## [What is needed]
Return every one of the rows below word for word, with each line unchanged and in its original order.

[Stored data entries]
....................

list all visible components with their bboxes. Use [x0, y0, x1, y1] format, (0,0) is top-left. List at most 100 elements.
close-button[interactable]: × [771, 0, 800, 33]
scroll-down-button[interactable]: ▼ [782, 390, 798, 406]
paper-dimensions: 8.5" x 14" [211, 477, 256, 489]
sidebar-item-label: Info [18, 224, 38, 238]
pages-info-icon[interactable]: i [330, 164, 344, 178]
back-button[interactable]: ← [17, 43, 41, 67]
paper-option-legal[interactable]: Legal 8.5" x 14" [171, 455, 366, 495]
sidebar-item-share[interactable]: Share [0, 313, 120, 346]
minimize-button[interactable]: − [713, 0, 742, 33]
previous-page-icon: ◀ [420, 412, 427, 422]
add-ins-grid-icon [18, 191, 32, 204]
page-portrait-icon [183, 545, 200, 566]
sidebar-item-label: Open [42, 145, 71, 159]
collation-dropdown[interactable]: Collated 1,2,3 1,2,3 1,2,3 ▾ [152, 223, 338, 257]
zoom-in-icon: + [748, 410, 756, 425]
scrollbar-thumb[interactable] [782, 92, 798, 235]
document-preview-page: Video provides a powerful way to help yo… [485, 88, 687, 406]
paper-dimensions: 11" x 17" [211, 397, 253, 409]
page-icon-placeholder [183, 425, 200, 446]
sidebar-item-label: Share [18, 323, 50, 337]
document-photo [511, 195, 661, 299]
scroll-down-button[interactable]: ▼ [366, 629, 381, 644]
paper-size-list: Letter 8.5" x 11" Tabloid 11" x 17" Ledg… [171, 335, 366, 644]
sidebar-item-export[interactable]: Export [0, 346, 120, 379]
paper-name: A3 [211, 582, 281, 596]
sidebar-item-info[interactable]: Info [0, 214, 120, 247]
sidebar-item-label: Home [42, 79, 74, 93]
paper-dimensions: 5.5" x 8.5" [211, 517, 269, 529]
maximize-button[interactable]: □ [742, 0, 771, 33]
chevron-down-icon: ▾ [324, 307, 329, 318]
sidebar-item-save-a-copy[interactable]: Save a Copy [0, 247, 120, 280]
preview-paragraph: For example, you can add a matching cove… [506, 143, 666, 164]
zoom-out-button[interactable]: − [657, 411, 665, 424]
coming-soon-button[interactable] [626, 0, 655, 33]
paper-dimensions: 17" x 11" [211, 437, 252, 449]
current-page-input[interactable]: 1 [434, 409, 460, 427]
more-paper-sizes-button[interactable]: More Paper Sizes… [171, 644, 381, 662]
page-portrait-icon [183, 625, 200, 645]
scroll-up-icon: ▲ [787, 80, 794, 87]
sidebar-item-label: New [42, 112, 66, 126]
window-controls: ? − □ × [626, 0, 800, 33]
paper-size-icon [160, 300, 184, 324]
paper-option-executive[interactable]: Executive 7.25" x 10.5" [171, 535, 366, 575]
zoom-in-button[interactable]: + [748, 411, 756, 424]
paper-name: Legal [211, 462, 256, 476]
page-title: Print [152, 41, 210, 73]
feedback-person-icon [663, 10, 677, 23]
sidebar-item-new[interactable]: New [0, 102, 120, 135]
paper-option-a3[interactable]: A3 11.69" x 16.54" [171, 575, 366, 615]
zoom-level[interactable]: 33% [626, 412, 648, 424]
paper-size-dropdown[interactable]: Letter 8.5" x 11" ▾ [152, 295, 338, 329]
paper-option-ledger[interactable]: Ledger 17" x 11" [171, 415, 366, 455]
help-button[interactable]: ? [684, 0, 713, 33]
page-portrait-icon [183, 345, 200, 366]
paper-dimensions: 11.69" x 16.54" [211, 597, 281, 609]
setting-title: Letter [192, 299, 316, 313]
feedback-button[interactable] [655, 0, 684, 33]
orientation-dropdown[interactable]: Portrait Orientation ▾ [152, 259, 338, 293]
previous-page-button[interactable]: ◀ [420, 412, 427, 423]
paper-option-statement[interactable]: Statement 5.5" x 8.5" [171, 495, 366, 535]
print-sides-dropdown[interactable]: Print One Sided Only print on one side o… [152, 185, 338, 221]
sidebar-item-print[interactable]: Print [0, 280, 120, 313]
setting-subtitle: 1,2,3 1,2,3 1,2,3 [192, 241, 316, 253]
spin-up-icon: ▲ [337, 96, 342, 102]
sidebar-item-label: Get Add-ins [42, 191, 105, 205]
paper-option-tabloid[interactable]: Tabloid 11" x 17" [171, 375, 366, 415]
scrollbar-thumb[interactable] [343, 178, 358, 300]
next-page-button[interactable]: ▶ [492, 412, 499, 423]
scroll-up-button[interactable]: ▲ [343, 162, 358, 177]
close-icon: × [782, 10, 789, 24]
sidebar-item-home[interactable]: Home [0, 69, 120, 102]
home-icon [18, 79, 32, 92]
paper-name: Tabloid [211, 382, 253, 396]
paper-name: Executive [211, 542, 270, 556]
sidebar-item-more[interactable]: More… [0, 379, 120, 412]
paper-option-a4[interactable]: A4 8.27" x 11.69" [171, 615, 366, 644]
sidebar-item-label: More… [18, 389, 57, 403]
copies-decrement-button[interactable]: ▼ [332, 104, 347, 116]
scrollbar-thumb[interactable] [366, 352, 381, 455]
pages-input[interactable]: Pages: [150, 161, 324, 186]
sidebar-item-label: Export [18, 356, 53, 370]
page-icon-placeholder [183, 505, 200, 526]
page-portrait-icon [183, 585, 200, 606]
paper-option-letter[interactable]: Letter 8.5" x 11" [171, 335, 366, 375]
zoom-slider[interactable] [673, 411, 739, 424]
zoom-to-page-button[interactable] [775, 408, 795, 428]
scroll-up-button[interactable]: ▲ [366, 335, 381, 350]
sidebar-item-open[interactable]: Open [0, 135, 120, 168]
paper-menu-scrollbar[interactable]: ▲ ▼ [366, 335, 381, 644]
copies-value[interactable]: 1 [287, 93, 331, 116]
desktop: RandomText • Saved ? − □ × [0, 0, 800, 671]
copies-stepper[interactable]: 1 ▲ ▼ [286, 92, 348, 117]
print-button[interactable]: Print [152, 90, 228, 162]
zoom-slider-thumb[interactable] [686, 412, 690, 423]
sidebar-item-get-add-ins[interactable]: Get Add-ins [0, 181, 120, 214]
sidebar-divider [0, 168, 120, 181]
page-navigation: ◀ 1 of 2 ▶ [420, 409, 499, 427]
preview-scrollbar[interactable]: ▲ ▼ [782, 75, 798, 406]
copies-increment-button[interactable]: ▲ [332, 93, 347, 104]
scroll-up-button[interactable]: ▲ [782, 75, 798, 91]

....................

## [Expected answer]
list all visible components with their bboxes. Use [x0, y0, x1, y1] format, (0,0) is top-left. List at most 100 elements.
close-button[interactable]: × [771, 0, 800, 33]
scroll-down-button[interactable]: ▼ [782, 390, 798, 406]
paper-dimensions: 8.5" x 14" [211, 477, 256, 489]
sidebar-item-label: Info [18, 224, 38, 238]
pages-info-icon[interactable]: i [330, 164, 344, 178]
back-button[interactable]: ← [17, 43, 41, 67]
paper-option-legal[interactable]: Legal 8.5" x 14" [171, 455, 366, 495]
sidebar-item-share[interactable]: Share [0, 313, 120, 346]
minimize-button[interactable]: − [713, 0, 742, 33]
previous-page-icon: ◀ [420, 412, 427, 422]
add-ins-grid-icon [18, 191, 32, 204]
page-portrait-icon [183, 545, 200, 566]
sidebar-item-label: Open [42, 145, 71, 159]
collation-dropdown[interactable]: Collated 1,2,3 1,2,3 1,2,3 ▾ [152, 223, 338, 257]
zoom-in-icon: + [748, 410, 756, 425]
scrollbar-thumb[interactable] [782, 92, 798, 235]
document-preview-page: Video provides a powerful way to help yo… [485, 88, 687, 406]
paper-dimensions: 11" x 17" [211, 397, 253, 409]
page-icon-placeholder [183, 425, 200, 446]
sidebar-item-label: Share [18, 323, 50, 337]
document-photo [511, 195, 661, 299]
scroll-down-button[interactable]: ▼ [366, 629, 381, 644]
paper-size-list: Letter 8.5" x 11" Tabloid 11" x 17" Ledg… [171, 335, 366, 644]
sidebar-item-export[interactable]: Export [0, 346, 120, 379]
paper-name: A3 [211, 582, 281, 596]
sidebar-item-info[interactable]: Info [0, 214, 120, 247]
sidebar-item-label: Home [42, 79, 74, 93]
paper-dimensions: 5.5" x 8.5" [211, 517, 269, 529]
maximize-button[interactable]: □ [742, 0, 771, 33]
chevron-down-icon: ▾ [324, 307, 329, 318]
sidebar-item-save-a-copy[interactable]: Save a Copy [0, 247, 120, 280]
preview-paragraph: For example, you can add a matching cove… [506, 143, 666, 164]
zoom-out-button[interactable]: − [657, 411, 665, 424]
coming-soon-button[interactable] [626, 0, 655, 33]
paper-dimensions: 17" x 11" [211, 437, 252, 449]
current-page-input[interactable]: 1 [434, 409, 460, 427]
more-paper-sizes-button[interactable]: More Paper Sizes… [171, 644, 381, 662]
page-portrait-icon [183, 625, 200, 645]
scroll-up-icon: ▲ [787, 80, 794, 87]
sidebar-item-label: New [42, 112, 66, 126]
window-controls: ? − □ × [626, 0, 800, 33]
paper-size-icon [160, 300, 184, 324]
paper-option-executive[interactable]: Executive 7.25" x 10.5" [171, 535, 366, 575]
zoom-in-button[interactable]: + [748, 411, 756, 424]
paper-name: Legal [211, 462, 256, 476]
page-title: Print [152, 41, 210, 73]
feedback-person-icon [663, 10, 677, 23]
sidebar-item-new[interactable]: New [0, 102, 120, 135]
paper-option-a3[interactable]: A3 11.69" x 16.54" [171, 575, 366, 615]
zoom-level[interactable]: 33% [626, 412, 648, 424]
paper-size-dropdown[interactable]: Letter 8.5" x 11" ▾ [152, 295, 338, 329]
paper-option-ledger[interactable]: Ledger 17" x 11" [171, 415, 366, 455]
help-button[interactable]: ? [684, 0, 713, 33]
page-portrait-icon [183, 345, 200, 366]
paper-dimensions: 11.69" x 16.54" [211, 597, 281, 609]
setting-title: Letter [192, 299, 316, 313]
feedback-button[interactable] [655, 0, 684, 33]
orientation-dropdown[interactable]: Portrait Orientation ▾ [152, 259, 338, 293]
previous-page-button[interactable]: ◀ [420, 412, 427, 423]
paper-option-statement[interactable]: Statement 5.5" x 8.5" [171, 495, 366, 535]
print-sides-dropdown[interactable]: Print One Sided Only print on one side o… [152, 185, 338, 221]
sidebar-item-print[interactable]: Print [0, 280, 120, 313]
setting-subtitle: 1,2,3 1,2,3 1,2,3 [192, 241, 316, 253]
spin-up-icon: ▲ [337, 96, 342, 102]
sidebar-item-label: Get Add-ins [42, 191, 105, 205]
paper-option-tabloid[interactable]: Tabloid 11" x 17" [171, 375, 366, 415]
scrollbar-thumb[interactable] [343, 178, 358, 300]
next-page-button[interactable]: ▶ [492, 412, 499, 423]
scroll-up-button[interactable]: ▲ [343, 162, 358, 177]
close-icon: × [782, 10, 789, 24]
sidebar-item-home[interactable]: Home [0, 69, 120, 102]
home-icon [18, 79, 32, 92]
paper-name: Tabloid [211, 382, 253, 396]
paper-name: Executive [211, 542, 270, 556]
sidebar-item-more[interactable]: More… [0, 379, 120, 412]
paper-option-a4[interactable]: A4 8.27" x 11.69" [171, 615, 366, 644]
sidebar-item-label: More… [18, 389, 57, 403]
copies-decrement-button[interactable]: ▼ [332, 104, 347, 116]
scrollbar-thumb[interactable] [366, 352, 381, 455]
pages-input[interactable]: Pages: [150, 161, 324, 186]
sidebar-item-label: Export [18, 356, 53, 370]
page-icon-placeholder [183, 505, 200, 526]
page-portrait-icon [183, 585, 200, 606]
paper-option-letter[interactable]: Letter 8.5" x 11" [171, 335, 366, 375]
zoom-slider[interactable] [673, 411, 739, 424]
zoom-to-page-button[interactable] [775, 408, 795, 428]
scroll-up-button[interactable]: ▲ [366, 335, 381, 350]
sidebar-item-open[interactable]: Open [0, 135, 120, 168]
paper-menu-scrollbar[interactable]: ▲ ▼ [366, 335, 381, 644]
copies-value[interactable]: 1 [287, 93, 331, 116]
desktop: RandomText • Saved ? − □ × [0, 0, 800, 671]
copies-stepper[interactable]: 1 ▲ ▼ [286, 92, 348, 117]
print-button[interactable]: Print [152, 90, 228, 162]
zoom-slider-thumb[interactable] [686, 412, 690, 423]
sidebar-item-get-add-ins[interactable]: Get Add-ins [0, 181, 120, 214]
sidebar-divider [0, 168, 120, 181]
page-navigation: ◀ 1 of 2 ▶ [420, 409, 499, 427]
preview-scrollbar[interactable]: ▲ ▼ [782, 75, 798, 406]
copies-increment-button[interactable]: ▲ [332, 93, 347, 104]
scroll-up-button[interactable]: ▲ [782, 75, 798, 91]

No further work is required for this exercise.